GOAL OF THE EXERCISE:
Locate "What data populates" in the data below, then output the line it is on and all following lines through the last, word for word. Skip any pictures.

-*-*-

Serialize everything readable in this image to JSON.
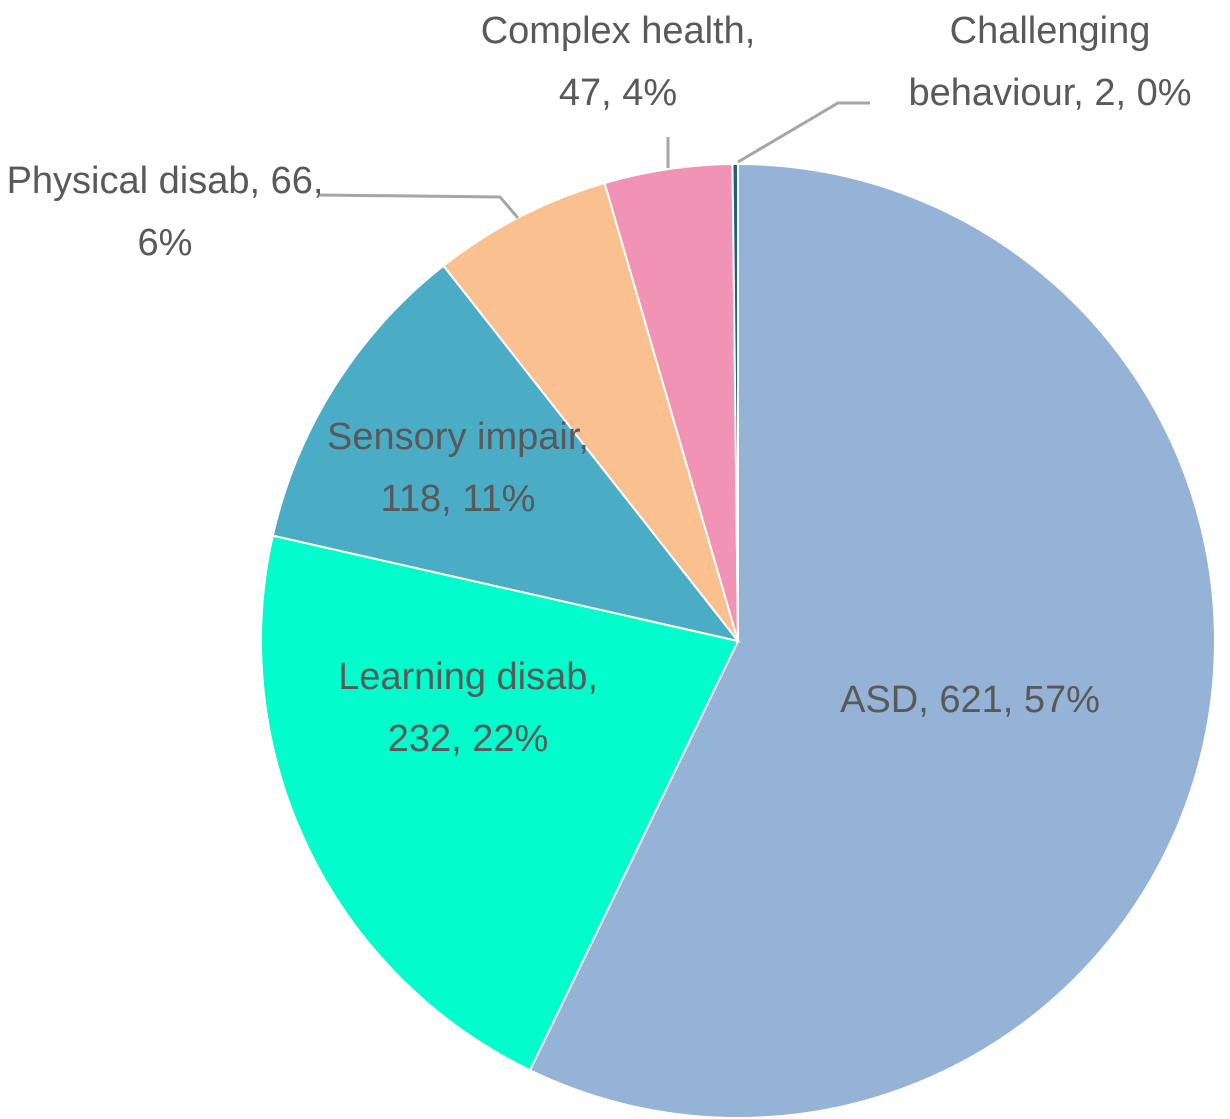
{
  "chart_data": {
    "type": "pie",
    "labels": [
      "ASD, 621, 57%",
      "Learning disab, 232, 22%",
      "Sensory impair, 118, 11%",
      "Physical disab, 66, 6%",
      "Complex health, 47, 4%",
      "Challenging behaviour, 2, 0%"
    ],
    "values": [
      621,
      232,
      118,
      66,
      47,
      2
    ],
    "colors": [
      "#95b3d7",
      "#00fdcb",
      "#4bacc6",
      "#fac090",
      "#f093b4",
      "#1f5f7a"
    ]
  }
}
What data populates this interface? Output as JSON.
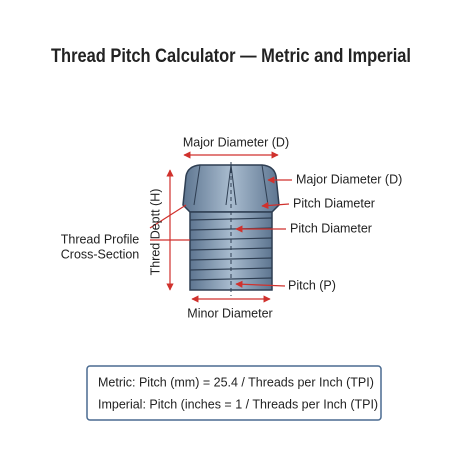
{
  "title": "Thread Pitch Calculator — Metric and Imperial",
  "diagram": {
    "top_dimension": "Major Diameter (D)",
    "bottom_dimension": "Minor Diameter",
    "side_dimension": "Thred Deptt (H)",
    "profile_label": [
      "Thread Profile",
      "Cross-Section"
    ],
    "callouts": [
      "Major Diameter (D)",
      "Pitch Diameter",
      "Pitch Diameter",
      "Pitch (P)"
    ]
  },
  "formulas": [
    "Metric: Pitch (mm) = 25.4 / Threads per Inch (TPI)",
    "Imperial: Pitch (inches = 1 / Threads per Inch (TPI)"
  ]
}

-*-*-

RESPONSE TO THE EXERCISE:
What data populates this interface? Output as JSON.
{
  "title": "Thread Pitch Calculator — Metric and Imperial",
  "diagram": {
    "top_dimension": "Major Diameter (D)",
    "bottom_dimension": "Minor Diameter",
    "side_dimension": "Thred Deptt (H)",
    "profile_label": [
      "Thread Profile",
      "Cross-Section"
    ],
    "callouts": [
      "Major Diameter (D)",
      "Pitch Diameter",
      "Pitch Diameter",
      "Pitch (P)"
    ]
  },
  "formulas": [
    "Metric: Pitch (mm) = 25.4 / Threads per Inch (TPI)",
    "Imperial: Pitch (inches = 1 / Threads per Inch (TPI)"
  ]
}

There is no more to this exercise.